The task: Write out the listing beneath this instruction in its entirety, exactly as it reads.

Raw data:
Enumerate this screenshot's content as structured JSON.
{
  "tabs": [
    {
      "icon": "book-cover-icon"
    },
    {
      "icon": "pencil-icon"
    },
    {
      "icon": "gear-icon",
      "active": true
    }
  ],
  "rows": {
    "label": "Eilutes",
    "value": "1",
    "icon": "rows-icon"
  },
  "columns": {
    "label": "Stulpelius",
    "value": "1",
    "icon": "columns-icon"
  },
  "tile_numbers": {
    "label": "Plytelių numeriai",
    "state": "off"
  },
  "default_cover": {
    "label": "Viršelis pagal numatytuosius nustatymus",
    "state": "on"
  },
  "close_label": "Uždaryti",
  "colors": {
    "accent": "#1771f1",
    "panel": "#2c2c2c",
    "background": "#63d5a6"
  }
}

Written answer:
Enumerate this screenshot's content as structured JSON.
{
  "tabs": [
    {
      "icon": "book-cover-icon"
    },
    {
      "icon": "pencil-icon"
    },
    {
      "icon": "gear-icon",
      "active": true
    }
  ],
  "rows": {
    "label": "Eilutes",
    "value": "1",
    "icon": "rows-icon"
  },
  "columns": {
    "label": "Stulpelius",
    "value": "1",
    "icon": "columns-icon"
  },
  "tile_numbers": {
    "label": "Plytelių numeriai",
    "state": "off"
  },
  "default_cover": {
    "label": "Viršelis pagal numatytuosius nustatymus",
    "state": "on"
  },
  "close_label": "Uždaryti",
  "colors": {
    "accent": "#1771f1",
    "panel": "#2c2c2c",
    "background": "#63d5a6"
  }
}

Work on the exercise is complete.